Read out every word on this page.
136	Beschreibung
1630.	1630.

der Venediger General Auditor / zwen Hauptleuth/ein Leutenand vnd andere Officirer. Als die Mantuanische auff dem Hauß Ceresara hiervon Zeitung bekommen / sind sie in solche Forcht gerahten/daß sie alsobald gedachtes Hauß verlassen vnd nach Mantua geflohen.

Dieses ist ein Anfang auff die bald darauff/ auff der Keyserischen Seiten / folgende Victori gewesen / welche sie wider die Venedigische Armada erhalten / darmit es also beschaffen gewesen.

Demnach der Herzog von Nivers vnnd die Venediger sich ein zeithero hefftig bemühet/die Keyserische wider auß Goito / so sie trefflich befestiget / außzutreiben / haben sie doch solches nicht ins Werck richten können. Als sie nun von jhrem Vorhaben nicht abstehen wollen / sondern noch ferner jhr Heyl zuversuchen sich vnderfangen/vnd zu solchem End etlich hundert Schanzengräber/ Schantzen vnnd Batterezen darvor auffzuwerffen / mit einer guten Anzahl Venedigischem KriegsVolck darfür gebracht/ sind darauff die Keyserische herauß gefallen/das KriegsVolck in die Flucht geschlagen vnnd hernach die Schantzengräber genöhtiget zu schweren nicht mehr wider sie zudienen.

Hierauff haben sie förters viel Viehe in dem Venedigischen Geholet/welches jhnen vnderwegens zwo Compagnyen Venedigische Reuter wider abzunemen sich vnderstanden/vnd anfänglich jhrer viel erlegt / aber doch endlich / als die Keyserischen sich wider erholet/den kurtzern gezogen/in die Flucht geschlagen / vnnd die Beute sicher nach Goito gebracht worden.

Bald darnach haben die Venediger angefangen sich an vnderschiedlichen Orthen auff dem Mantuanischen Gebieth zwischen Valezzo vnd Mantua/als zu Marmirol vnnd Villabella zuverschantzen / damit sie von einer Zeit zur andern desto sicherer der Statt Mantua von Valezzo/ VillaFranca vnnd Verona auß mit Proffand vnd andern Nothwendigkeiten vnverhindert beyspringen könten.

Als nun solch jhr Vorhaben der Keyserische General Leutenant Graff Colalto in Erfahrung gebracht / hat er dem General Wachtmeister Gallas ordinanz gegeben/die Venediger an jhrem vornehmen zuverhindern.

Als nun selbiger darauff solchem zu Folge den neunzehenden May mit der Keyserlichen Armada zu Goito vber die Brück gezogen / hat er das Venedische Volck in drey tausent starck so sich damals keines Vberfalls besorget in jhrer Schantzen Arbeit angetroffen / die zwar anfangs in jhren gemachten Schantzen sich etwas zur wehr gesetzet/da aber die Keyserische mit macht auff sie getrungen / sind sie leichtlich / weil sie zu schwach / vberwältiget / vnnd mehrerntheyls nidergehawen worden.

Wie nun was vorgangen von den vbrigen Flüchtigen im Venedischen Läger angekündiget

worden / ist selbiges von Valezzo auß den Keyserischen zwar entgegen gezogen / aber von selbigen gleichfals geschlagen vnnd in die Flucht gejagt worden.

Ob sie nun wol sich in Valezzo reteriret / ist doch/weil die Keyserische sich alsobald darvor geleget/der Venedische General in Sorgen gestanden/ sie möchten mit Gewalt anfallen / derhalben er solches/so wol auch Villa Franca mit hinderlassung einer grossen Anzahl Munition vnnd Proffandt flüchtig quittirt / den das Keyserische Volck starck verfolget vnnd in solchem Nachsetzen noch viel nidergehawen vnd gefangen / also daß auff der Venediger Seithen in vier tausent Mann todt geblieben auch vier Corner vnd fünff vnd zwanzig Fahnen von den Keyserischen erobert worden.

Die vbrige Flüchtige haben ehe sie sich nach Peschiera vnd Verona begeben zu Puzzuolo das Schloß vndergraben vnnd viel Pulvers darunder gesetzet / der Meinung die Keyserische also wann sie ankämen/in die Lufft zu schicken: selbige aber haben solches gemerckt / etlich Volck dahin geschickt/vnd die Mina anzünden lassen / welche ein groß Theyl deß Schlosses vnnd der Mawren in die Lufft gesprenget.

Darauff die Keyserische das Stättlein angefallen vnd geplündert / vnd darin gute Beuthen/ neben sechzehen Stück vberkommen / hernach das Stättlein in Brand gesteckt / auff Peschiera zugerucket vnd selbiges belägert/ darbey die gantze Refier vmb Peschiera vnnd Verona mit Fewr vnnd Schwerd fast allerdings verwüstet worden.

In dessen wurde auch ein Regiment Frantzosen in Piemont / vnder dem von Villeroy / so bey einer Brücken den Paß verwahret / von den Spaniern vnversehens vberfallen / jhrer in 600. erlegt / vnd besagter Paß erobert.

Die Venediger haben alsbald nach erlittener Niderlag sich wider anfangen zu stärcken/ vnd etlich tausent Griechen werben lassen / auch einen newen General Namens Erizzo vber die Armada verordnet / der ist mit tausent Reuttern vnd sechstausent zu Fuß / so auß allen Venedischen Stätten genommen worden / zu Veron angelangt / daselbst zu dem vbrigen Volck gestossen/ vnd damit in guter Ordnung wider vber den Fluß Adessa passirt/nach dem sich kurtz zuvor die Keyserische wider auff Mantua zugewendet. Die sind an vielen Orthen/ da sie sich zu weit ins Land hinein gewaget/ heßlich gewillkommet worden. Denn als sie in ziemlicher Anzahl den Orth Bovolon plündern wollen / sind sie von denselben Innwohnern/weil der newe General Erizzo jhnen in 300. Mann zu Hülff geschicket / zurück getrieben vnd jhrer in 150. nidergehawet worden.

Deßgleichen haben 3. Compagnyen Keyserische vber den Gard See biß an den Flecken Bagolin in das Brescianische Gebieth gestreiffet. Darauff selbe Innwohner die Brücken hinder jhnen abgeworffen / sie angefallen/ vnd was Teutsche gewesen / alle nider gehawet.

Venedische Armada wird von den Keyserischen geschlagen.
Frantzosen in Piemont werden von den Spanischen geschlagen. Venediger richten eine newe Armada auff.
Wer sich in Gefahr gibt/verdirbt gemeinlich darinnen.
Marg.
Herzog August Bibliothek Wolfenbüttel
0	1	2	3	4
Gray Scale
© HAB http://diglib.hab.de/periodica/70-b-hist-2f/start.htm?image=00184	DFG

**Exercise directions**.
Write out the data again in full. Match it exactly.

**Your response**.
Read out every word on this page.
136	Beschreibung
1630.	1630.

der Venediger General Auditor / zwen Hauptleuth/ein Leutenand vnd andere Officirer. Als die Mantuanische auff dem Hauß Ceresara hiervon Zeitung bekommen / sind sie in solche Forcht gerahten/daß sie alsobald gedachtes Hauß verlassen vnd nach Mantua geflohen.

Dieses ist ein Anfang auff die bald darauff/ auff der Keyserischen Seiten / folgende Victori gewesen / welche sie wider die Venedigische Armada erhalten / darmit es also beschaffen gewesen.

Demnach der Herzog von Nivers vnnd die Venediger sich ein zeithero hefftig bemühet/die Keyserische wider auß Goito / so sie trefflich befestiget / außzutreiben / haben sie doch solches nicht ins Werck richten können. Als sie nun von jhrem Vorhaben nicht abstehen wollen / sondern noch ferner jhr Heyl zuversuchen sich vnderfangen/vnd zu solchem End etlich hundert Schanzengräber/ Schantzen vnnd Batterezen darvor auffzuwerffen / mit einer guten Anzahl Venedigischem KriegsVolck darfür gebracht/ sind darauff die Keyserische herauß gefallen/das KriegsVolck in die Flucht geschlagen vnnd hernach die Schantzengräber genöhtiget zu schweren nicht mehr wider sie zudienen.

Hierauff haben sie förters viel Viehe in dem Venedigischen Geholet/welches jhnen vnderwegens zwo Compagnyen Venedigische Reuter wider abzunemen sich vnderstanden/vnd anfänglich jhrer viel erlegt / aber doch endlich / als die Keyserischen sich wider erholet/den kurtzern gezogen/in die Flucht geschlagen / vnnd die Beute sicher nach Goito gebracht worden.

Bald darnach haben die Venediger angefangen sich an vnderschiedlichen Orthen auff dem Mantuanischen Gebieth zwischen Valezzo vnd Mantua/als zu Marmirol vnnd Villabella zuverschantzen / damit sie von einer Zeit zur andern desto sicherer der Statt Mantua von Valezzo/ VillaFranca vnnd Verona auß mit Proffand vnd andern Nothwendigkeiten vnverhindert beyspringen könten.

Als nun solch jhr Vorhaben der Keyserische General Leutenant Graff Colalto in Erfahrung gebracht / hat er dem General Wachtmeister Gallas ordinanz gegeben/die Venediger an jhrem vornehmen zuverhindern.

Als nun selbiger darauff solchem zu Folge den neunzehenden May mit der Keyserlichen Armada zu Goito vber die Brück gezogen / hat er das Venedische Volck in drey tausent starck so sich damals keines Vberfalls besorget in jhrer Schantzen Arbeit angetroffen / die zwar anfangs in jhren gemachten Schantzen sich etwas zur wehr gesetzet/da aber die Keyserische mit macht auff sie getrungen / sind sie leichtlich / weil sie zu schwach / vberwältiget / vnnd mehrerntheyls nidergehawen worden.

Wie nun was vorgangen von den vbrigen Flüchtigen im Venedischen Läger angekündiget

worden / ist selbiges von Valezzo auß den Keyserischen zwar entgegen gezogen / aber von selbigen gleichfals geschlagen vnnd in die Flucht gejagt worden.

Ob sie nun wol sich in Valezzo reteriret / ist doch/weil die Keyserische sich alsobald darvor geleget/der Venedische General in Sorgen gestanden/ sie möchten mit Gewalt anfallen / derhalben er solches/so wol auch Villa Franca mit hinderlassung einer grossen Anzahl Munition vnnd Proffandt flüchtig quittirt / den das Keyserische Volck starck verfolget vnnd in solchem Nachsetzen noch viel nidergehawen vnd gefangen / also daß auff der Venediger Seithen in vier tausent Mann todt geblieben auch vier Corner vnd fünff vnd zwanzig Fahnen von den Keyserischen erobert worden.

Die vbrige Flüchtige haben ehe sie sich nach Peschiera vnd Verona begeben zu Puzzuolo das Schloß vndergraben vnnd viel Pulvers darunder gesetzet / der Meinung die Keyserische also wann sie ankämen/in die Lufft zu schicken: selbige aber haben solches gemerckt / etlich Volck dahin geschickt/vnd die Mina anzünden lassen / welche ein groß Theyl deß Schlosses vnnd der Mawren in die Lufft gesprenget.

Darauff die Keyserische das Stättlein angefallen vnd geplündert / vnd darin gute Beuthen/ neben sechzehen Stück vberkommen / hernach das Stättlein in Brand gesteckt / auff Peschiera zugerucket vnd selbiges belägert/ darbey die gantze Refier vmb Peschiera vnnd Verona mit Fewr vnnd Schwerd fast allerdings verwüstet worden.

In dessen wurde auch ein Regiment Frantzosen in Piemont / vnder dem von Villeroy / so bey einer Brücken den Paß verwahret / von den Spaniern vnversehens vberfallen / jhrer in 600. erlegt / vnd besagter Paß erobert.

Die Venediger haben alsbald nach erlittener Niderlag sich wider anfangen zu stärcken/ vnd etlich tausent Griechen werben lassen / auch einen newen General Namens Erizzo vber die Armada verordnet / der ist mit tausent Reuttern vnd sechstausent zu Fuß / so auß allen Venedischen Stätten genommen worden / zu Veron angelangt / daselbst zu dem vbrigen Volck gestossen/ vnd damit in guter Ordnung wider vber den Fluß Adessa passirt/nach dem sich kurtz zuvor die Keyserische wider auff Mantua zugewendet. Die sind an vielen Orthen/ da sie sich zu weit ins Land hinein gewaget/ heßlich gewillkommet worden. Denn als sie in ziemlicher Anzahl den Orth Bovolon plündern wollen / sind sie von denselben Innwohnern/weil der newe General Erizzo jhnen in 300. Mann zu Hülff geschicket / zurück getrieben vnd jhrer in 150. nidergehawet worden.

Deßgleichen haben 3. Compagnyen Keyserische vber den Gard See biß an den Flecken Bagolin in das Brescianische Gebieth gestreiffet. Darauff selbe Innwohner die Brücken hinder jhnen abgeworffen / sie angefallen/ vnd was Teutsche gewesen / alle nider gehawet.

Venedische Armada wird von den Keyserischen geschlagen.
Frantzosen in Piemont werden von den Spanischen geschlagen. Venediger richten eine newe Armada auff.
Wer sich in Gefahr gibt/verdirbt gemeinlich darinnen.
Marg.
Herzog August Bibliothek Wolfenbüttel
0	1	2	3	4
Gray Scale
© HAB http://diglib.hab.de/periodica/70-b-hist-2f/start.htm?image=00184	DFG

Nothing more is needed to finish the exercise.